SEZIONE DEL DOCUMENTO:
============================================================
I pessimisti vedono notoriamente nero, sempre e per ogni cosa. Se qualcosa può andare storto, per loro è già sicuro. Se una situazione è suscettibile di peggioramento, per loro peggiorerà indiscutibilmente.

ATTENZIONE! Parlo di pessimisti, non di realisti. Insomma un po’ di prudenza, l’istinto a considerare eventualità cattive o risvolti spiacevoli, l’attenzione a stare in guardia e a mettere in guardia, può anche essere un atteggiamento ragionevolmente strategico che tiene desti e pronti, evita qualche sonora fregatura e magari ci porta a considerare tante possibili variabili invece di procedere in tutto alla cieca.

L’atteggiamento pessimista cui mi riferisco è invece quello spinto fino all’estrema negatività. È quello di chi nota o mette in rilievo soltanto gli eventi brutti e le ipotesi sfavorevoli ignorando completamente ciò che è bello, buono o almeno non catastrofico.

Non si rallegrano di niente, rimuginano su tutto, vivono in perenne allerta, intravedono il peggio dietro ogni angolo. Spesso sono passivi, rassegnati, paurosi, ombrosi.

Credo che dietro e dentro ci siano inquietudini, disagi, delusioni. Probabilmente ferite con le quali non riescono a fare pace. Magari hanno un tono dell’umore provato da grandi ansie e preoccupazioni. Può darsi che il pessimismo sia una corazza, un modo per non illudersi mai.
============================================================
COMPITI DA SVOLGERE:
a - Riporta il tratto del brano sui pessimisti che va da "I pessimisti vedono" fino a "tutto alla cieca.", cambiando "realisti" in "ottimisti".
b - Nel brano sui pessimisti, che cosa può darsi che sia il pessimismo?

DATI FORNITI:
============================================================
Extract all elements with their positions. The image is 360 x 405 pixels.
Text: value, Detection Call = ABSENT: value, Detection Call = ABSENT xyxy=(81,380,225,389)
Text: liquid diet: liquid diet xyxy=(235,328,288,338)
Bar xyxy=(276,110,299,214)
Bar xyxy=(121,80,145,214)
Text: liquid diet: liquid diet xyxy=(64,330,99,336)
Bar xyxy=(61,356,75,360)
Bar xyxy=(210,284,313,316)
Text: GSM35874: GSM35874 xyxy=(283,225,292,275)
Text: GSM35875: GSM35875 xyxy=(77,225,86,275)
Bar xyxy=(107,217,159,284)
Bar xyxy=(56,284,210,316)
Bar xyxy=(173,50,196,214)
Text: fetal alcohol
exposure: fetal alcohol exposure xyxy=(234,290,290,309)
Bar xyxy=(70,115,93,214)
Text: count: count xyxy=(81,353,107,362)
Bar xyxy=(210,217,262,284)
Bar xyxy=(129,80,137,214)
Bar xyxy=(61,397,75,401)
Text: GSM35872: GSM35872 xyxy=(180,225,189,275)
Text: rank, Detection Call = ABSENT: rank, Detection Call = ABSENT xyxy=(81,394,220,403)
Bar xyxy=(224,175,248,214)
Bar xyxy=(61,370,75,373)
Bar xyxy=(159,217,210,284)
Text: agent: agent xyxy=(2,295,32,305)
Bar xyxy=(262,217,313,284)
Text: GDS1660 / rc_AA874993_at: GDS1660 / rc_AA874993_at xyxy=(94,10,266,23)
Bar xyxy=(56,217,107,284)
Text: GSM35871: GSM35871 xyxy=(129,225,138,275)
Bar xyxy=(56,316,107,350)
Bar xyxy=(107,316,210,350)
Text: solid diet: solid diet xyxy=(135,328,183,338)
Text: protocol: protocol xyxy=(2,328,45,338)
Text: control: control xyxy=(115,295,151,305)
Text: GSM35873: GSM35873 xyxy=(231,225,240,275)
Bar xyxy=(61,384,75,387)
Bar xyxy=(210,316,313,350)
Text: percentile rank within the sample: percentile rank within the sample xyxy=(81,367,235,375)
============================================================
SOLUZIONI DEGLI ESERCIZI:
a -
I pessimisti vedono notoriamente nero, sempre e per ogni cosa. Se qualcosa può andare storto, per loro è già sicuro. Se una situazione è suscettibile di peggioramento, per loro peggiorerà indiscutibilmente.

ATTENZIONE! Parlo di pessimisti, non di ottimisti. Insomma un po’ di prudenza, l’istinto a considerare eventualità cattive o risvolti spiacevoli, l’attenzione a stare in guardia e a mettere in guardia, può anche essere un atteggiamento ragionevolmente strategico che tiene desti e pronti, evita qualche sonora fregatura e magari ci porta a considerare tante possibili variabili invece di procedere in tutto alla cieca.

b - Una corazza, un modo per non illudersi mai.